* BEGIN Material to process *
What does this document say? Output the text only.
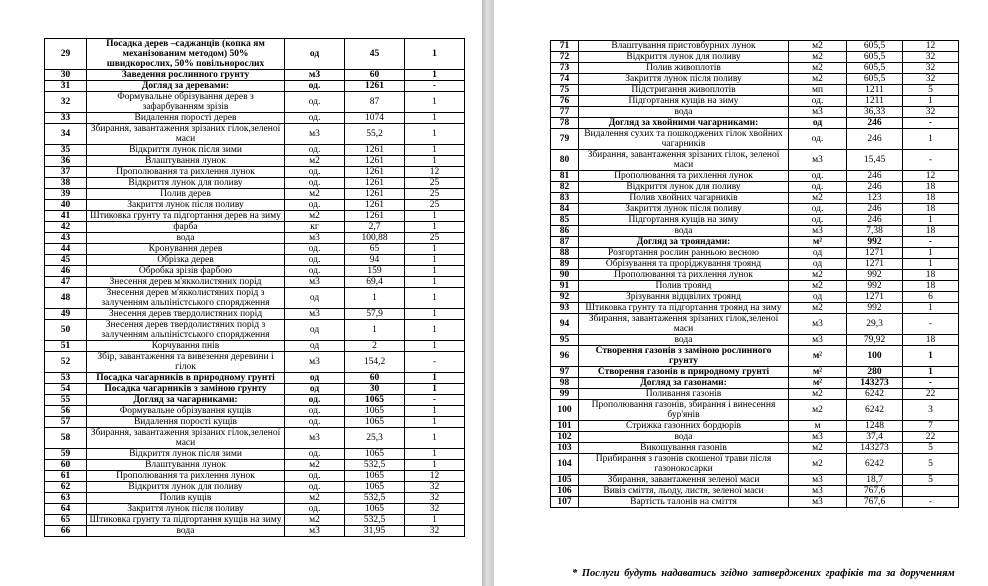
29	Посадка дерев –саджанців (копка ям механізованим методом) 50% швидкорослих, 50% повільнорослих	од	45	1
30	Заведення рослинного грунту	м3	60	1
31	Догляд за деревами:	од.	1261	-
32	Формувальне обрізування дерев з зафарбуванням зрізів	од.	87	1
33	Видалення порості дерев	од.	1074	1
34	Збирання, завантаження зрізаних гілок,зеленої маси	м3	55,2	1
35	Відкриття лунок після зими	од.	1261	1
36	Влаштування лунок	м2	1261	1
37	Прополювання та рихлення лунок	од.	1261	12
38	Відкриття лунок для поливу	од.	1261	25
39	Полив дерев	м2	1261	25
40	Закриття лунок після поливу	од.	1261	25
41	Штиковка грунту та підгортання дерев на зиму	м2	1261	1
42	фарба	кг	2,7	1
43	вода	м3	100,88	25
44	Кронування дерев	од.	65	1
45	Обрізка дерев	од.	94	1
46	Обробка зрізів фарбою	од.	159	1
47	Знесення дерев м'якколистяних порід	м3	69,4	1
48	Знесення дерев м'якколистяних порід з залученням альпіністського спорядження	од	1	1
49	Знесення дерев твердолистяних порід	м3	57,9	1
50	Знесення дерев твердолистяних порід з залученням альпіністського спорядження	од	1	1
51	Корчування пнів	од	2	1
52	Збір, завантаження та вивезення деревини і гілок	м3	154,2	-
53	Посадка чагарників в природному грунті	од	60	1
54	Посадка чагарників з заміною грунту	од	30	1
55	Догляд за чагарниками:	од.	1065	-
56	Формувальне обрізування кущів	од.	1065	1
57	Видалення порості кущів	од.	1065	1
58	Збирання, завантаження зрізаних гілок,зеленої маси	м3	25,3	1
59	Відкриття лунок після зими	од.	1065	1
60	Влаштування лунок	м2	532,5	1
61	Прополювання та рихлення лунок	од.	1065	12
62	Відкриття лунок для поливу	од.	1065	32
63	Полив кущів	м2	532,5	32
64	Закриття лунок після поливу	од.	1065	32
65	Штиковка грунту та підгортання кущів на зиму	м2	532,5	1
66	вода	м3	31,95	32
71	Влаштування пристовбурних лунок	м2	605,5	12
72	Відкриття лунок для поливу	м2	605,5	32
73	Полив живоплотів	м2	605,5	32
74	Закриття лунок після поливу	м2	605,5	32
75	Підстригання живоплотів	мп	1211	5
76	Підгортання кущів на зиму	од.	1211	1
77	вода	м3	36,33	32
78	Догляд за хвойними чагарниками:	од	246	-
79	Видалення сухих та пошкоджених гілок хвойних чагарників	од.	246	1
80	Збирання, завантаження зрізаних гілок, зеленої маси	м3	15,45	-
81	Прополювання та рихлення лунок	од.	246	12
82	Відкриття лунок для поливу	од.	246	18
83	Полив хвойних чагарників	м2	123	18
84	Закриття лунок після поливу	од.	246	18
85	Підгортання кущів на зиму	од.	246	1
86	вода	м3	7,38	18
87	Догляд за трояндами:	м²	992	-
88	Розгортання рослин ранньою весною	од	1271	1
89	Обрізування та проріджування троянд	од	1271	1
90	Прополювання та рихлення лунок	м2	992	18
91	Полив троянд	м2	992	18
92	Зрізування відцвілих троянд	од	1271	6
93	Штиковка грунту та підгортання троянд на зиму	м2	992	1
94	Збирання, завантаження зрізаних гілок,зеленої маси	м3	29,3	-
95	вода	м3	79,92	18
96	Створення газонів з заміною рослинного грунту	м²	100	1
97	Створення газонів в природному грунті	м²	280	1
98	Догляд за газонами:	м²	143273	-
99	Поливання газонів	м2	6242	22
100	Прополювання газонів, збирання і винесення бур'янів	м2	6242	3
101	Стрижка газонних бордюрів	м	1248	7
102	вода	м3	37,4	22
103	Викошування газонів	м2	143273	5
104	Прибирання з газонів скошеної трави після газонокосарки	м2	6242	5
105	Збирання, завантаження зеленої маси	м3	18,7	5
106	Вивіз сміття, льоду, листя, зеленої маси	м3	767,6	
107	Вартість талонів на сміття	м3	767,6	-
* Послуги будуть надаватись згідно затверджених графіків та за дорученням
* END Material to process *
Written problem →
Only the count is wanted: report how many lines of the material above hold the word "рихлення".

Completed task →
4